[WHAT THE TASK REQUIRES] The entries that follow should be written out exactly.

[DATA IN THIS EXERCISE]
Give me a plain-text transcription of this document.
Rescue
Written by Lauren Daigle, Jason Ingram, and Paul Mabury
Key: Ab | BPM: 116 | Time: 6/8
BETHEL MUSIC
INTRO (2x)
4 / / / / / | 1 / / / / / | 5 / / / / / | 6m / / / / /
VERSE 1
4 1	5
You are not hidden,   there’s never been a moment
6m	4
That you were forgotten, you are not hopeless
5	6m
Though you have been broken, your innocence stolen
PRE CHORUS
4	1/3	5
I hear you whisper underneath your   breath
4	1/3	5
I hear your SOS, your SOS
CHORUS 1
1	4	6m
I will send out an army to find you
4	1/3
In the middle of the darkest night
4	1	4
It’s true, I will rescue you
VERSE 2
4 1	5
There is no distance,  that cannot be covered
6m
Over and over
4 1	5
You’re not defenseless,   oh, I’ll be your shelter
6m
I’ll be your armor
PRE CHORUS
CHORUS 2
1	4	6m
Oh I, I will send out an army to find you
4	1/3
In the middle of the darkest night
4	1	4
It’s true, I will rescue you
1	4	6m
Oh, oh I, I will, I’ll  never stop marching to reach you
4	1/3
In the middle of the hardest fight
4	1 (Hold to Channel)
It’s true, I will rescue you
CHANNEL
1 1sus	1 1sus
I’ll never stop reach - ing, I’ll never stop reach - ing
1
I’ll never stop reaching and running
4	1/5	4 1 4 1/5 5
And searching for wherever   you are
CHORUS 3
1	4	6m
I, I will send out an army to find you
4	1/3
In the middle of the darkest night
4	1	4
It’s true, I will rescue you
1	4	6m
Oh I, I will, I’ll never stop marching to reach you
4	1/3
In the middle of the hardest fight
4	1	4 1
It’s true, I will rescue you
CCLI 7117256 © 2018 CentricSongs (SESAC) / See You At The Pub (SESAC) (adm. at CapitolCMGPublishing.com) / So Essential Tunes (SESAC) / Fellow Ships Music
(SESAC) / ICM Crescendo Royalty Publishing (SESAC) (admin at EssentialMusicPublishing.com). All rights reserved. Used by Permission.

[TASK ANSWER]
Give me a plain-text transcription of this document.
Rescue
Written by Lauren Daigle, Jason Ingram, and Paul Mabury
Key: Ab | BPM: 116 | Time: 6/8
BETHEL MUSIC
INTRO (2x)
4 / / / / / | 1 / / / / / | 5 / / / / / | 6m / / / / /
VERSE 1
4 1	5
You are not hidden,   there’s never been a moment
6m	4
That you were forgotten, you are not hopeless
5	6m
Though you have been broken, your innocence stolen
PRE CHORUS
4	1/3	5
I hear you whisper underneath your   breath
4	1/3	5
I hear your SOS, your SOS
CHORUS 1
1	4	6m
I will send out an army to find you
4	1/3
In the middle of the darkest night
4	1	4
It’s true, I will rescue you
VERSE 2
4 1	5
There is no distance,  that cannot be covered
6m
Over and over
4 1	5
You’re not defenseless,   oh, I’ll be your shelter
6m
I’ll be your armor
PRE CHORUS
CHORUS 2
1	4	6m
Oh I, I will send out an army to find you
4	1/3
In the middle of the darkest night
4	1	4
It’s true, I will rescue you
1	4	6m
Oh, oh I, I will, I’ll  never stop marching to reach you
4	1/3
In the middle of the hardest fight
4	1 (Hold to Channel)
It’s true, I will rescue you
CHANNEL
1 1sus	1 1sus
I’ll never stop reach - ing, I’ll never stop reach - ing
1
I’ll never stop reaching and running
4	1/5	4 1 4 1/5 5
And searching for wherever   you are
CHORUS 3
1	4	6m
I, I will send out an army to find you
4	1/3
In the middle of the darkest night
4	1	4
It’s true, I will rescue you
1	4	6m
Oh I, I will, I’ll never stop marching to reach you
4	1/3
In the middle of the hardest fight
4	1	4 1
It’s true, I will rescue you
CCLI 7117256 © 2018 CentricSongs (SESAC) / See You At The Pub (SESAC) (adm. at CapitolCMGPublishing.com) / So Essential Tunes (SESAC) / Fellow Ships Music
(SESAC) / ICM Crescendo Royalty Publishing (SESAC) (admin at EssentialMusicPublishing.com). All rights reserved. Used by Permission.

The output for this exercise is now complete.